--- start of INFORMATION SHOWN ---

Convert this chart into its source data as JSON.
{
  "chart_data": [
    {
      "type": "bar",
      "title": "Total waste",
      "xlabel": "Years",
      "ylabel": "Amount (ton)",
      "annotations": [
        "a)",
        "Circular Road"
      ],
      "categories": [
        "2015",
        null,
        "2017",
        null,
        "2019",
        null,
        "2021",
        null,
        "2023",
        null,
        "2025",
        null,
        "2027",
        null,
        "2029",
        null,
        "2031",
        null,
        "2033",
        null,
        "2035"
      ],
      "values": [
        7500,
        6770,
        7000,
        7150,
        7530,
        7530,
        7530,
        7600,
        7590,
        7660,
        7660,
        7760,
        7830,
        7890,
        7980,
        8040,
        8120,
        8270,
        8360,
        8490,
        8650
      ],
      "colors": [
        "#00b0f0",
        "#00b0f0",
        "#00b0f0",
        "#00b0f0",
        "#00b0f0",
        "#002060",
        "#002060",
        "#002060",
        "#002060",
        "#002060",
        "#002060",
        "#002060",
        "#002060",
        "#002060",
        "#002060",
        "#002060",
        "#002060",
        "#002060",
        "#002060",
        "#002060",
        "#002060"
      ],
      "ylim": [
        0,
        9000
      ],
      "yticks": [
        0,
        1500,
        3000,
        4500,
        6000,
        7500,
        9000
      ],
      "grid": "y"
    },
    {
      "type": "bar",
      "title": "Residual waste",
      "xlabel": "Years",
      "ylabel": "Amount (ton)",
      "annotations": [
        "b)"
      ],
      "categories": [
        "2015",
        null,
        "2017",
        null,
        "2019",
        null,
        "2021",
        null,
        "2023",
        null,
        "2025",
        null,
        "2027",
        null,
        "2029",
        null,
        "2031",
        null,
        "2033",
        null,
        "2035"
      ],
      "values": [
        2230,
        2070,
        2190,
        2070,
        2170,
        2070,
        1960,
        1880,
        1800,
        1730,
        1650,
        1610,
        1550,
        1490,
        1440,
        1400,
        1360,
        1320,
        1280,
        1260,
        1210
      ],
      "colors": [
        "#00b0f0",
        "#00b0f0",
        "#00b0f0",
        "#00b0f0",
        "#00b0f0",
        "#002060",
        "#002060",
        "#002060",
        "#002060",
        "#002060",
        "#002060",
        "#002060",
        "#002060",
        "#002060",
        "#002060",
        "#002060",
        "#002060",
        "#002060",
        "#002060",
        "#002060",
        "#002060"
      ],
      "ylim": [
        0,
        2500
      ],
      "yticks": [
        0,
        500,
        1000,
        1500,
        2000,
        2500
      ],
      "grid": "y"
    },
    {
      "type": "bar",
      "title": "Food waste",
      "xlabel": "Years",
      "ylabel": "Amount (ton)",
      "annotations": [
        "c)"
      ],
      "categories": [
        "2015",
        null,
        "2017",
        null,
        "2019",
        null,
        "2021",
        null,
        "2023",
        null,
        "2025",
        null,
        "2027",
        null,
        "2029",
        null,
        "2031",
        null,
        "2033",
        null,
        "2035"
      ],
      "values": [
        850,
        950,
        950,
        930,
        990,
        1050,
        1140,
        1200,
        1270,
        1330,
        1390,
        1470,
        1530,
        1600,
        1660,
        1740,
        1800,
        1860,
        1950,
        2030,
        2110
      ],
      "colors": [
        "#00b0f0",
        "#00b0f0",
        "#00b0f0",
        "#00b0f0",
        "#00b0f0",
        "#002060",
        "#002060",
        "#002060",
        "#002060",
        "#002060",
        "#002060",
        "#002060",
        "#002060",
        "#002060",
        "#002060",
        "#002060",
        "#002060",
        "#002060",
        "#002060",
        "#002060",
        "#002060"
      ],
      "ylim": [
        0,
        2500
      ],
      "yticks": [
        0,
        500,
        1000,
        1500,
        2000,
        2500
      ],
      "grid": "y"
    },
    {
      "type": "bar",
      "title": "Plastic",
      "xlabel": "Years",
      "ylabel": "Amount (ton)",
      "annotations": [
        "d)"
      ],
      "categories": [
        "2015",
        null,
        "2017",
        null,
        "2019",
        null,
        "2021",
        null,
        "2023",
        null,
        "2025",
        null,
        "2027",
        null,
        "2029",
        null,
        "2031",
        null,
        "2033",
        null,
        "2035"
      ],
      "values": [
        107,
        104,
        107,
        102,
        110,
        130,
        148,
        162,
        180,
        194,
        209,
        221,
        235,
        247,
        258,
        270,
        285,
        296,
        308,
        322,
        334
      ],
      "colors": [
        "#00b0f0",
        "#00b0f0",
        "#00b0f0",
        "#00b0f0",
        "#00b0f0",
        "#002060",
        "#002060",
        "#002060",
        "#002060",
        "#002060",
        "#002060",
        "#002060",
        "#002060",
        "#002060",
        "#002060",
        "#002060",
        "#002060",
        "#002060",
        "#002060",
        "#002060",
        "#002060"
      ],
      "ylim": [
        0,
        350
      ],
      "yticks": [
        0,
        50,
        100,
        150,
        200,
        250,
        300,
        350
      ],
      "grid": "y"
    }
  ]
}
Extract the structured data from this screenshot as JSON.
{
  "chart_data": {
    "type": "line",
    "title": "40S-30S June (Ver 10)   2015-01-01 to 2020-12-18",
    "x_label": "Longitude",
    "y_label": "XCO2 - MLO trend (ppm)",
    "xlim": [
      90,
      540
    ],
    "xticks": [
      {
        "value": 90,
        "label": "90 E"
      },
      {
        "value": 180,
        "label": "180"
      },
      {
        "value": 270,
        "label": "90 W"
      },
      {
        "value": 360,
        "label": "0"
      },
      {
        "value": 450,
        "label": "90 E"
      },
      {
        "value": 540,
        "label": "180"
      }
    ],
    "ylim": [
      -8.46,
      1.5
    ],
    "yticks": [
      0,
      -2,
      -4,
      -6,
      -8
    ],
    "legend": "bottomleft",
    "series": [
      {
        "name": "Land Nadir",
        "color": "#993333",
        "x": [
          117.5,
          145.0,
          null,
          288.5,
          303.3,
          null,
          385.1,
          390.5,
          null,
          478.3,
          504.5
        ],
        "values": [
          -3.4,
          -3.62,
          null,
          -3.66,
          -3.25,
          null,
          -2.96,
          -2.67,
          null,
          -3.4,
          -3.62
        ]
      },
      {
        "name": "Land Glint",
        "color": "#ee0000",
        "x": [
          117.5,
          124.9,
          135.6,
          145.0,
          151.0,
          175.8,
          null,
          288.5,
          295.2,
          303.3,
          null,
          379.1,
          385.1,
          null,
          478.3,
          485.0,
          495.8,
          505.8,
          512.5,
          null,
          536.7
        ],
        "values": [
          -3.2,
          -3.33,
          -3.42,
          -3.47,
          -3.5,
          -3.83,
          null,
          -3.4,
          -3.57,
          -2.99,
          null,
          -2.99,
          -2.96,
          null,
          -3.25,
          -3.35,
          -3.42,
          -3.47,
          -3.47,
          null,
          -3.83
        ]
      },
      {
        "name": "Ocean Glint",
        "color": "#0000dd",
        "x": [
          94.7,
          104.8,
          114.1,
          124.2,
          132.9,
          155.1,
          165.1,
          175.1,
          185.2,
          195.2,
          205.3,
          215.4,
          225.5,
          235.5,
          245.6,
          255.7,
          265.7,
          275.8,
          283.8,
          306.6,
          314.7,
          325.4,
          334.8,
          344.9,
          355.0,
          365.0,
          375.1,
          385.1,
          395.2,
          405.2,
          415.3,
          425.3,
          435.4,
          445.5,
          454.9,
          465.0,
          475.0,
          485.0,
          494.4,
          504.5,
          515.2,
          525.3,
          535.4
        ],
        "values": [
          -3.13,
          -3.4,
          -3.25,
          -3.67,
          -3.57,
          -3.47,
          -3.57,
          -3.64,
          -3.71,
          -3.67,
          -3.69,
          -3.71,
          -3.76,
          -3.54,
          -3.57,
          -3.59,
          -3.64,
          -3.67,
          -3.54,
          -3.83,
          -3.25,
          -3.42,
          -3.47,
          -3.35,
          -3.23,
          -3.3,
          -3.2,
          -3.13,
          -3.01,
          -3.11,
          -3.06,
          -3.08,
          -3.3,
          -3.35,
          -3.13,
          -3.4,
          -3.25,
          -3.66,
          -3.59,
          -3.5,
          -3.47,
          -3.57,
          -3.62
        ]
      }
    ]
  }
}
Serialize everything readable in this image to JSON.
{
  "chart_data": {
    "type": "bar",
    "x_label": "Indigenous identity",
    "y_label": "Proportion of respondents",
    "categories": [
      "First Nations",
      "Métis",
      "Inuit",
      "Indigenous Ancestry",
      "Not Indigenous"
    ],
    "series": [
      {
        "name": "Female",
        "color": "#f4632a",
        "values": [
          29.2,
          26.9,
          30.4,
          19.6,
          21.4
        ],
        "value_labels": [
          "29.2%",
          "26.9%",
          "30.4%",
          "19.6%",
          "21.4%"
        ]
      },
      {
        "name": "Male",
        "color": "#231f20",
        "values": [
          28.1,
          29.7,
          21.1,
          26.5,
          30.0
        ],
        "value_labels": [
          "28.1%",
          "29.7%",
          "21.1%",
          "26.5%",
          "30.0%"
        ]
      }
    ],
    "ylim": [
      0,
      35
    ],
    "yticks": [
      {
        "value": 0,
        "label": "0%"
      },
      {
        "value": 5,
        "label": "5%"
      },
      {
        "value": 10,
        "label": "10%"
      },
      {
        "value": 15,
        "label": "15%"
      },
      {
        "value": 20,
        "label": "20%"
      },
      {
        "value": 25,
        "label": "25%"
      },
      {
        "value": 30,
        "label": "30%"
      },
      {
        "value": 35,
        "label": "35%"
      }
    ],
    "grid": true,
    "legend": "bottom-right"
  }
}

--- end of INFORMATION SHOWN ---

- PROBLEM TO WORK ON
Check the records above line by line and tally those holding the string "Indigenous". Answer with the number only.

- ANSWER FOR THIS EXERCISE
3